* The problem:
Beneath this task is a listing; retype all of it exactly.

(Stored records)
▶

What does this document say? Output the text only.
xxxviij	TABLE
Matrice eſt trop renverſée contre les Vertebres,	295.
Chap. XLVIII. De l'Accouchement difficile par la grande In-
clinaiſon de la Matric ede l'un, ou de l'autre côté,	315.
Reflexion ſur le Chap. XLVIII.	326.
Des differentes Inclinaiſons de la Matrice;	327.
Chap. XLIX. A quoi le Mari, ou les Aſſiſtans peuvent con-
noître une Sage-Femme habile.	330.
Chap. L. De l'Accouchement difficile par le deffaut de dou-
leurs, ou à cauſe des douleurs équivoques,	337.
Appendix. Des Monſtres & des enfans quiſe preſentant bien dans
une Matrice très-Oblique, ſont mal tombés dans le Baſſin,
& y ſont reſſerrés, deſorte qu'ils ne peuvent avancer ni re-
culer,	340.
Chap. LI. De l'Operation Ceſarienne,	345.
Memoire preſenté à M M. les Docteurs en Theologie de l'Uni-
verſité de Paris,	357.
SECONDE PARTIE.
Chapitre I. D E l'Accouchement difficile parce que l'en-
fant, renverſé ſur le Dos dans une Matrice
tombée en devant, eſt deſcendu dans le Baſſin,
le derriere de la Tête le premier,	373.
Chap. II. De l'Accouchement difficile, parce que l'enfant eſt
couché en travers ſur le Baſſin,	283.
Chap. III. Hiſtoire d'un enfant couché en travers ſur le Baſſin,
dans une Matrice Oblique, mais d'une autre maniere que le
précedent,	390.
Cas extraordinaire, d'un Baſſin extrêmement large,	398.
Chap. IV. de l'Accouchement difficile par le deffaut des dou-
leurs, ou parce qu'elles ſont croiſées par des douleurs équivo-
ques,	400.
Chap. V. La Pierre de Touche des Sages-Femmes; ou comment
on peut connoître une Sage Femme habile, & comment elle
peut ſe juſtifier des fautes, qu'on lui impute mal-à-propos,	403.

◀

* Answer:
What does this document say? Output the text only.
xxxviij	TABLE
Matrice eſt trop renverſée contre les Vertebres,	295.
Chap. XLVIII. De l'Accouchement difficile par la grande In-
clinaiſon de la Matric ede l'un, ou de l'autre côté,	315.
Reflexion ſur le Chap. XLVIII.	326.
Des differentes Inclinaiſons de la Matrice;	327.
Chap. XLIX. A quoi le Mari, ou les Aſſiſtans peuvent con-
noître une Sage-Femme habile.	330.
Chap. L. De l'Accouchement difficile par le deffaut de dou-
leurs, ou à cauſe des douleurs équivoques,	337.
Appendix. Des Monſtres & des enfans quiſe preſentant bien dans
une Matrice très-Oblique, ſont mal tombés dans le Baſſin,
& y ſont reſſerrés, deſorte qu'ils ne peuvent avancer ni re-
culer,	340.
Chap. LI. De l'Operation Ceſarienne,	345.
Memoire preſenté à M M. les Docteurs en Theologie de l'Uni-
verſité de Paris,	357.
SECONDE PARTIE.
Chapitre I. D E l'Accouchement difficile parce que l'en-
fant, renverſé ſur le Dos dans une Matrice
tombée en devant, eſt deſcendu dans le Baſſin,
le derriere de la Tête le premier,	373.
Chap. II. De l'Accouchement difficile, parce que l'enfant eſt
couché en travers ſur le Baſſin,	283.
Chap. III. Hiſtoire d'un enfant couché en travers ſur le Baſſin,
dans une Matrice Oblique, mais d'une autre maniere que le
précedent,	390.
Cas extraordinaire, d'un Baſſin extrêmement large,	398.
Chap. IV. de l'Accouchement difficile par le deffaut des dou-
leurs, ou parce qu'elles ſont croiſées par des douleurs équivo-
ques,	400.
Chap. V. La Pierre de Touche des Sages-Femmes; ou comment
on peut connoître une Sage Femme habile, & comment elle
peut ſe juſtifier des fautes, qu'on lui impute mal-à-propos,	403.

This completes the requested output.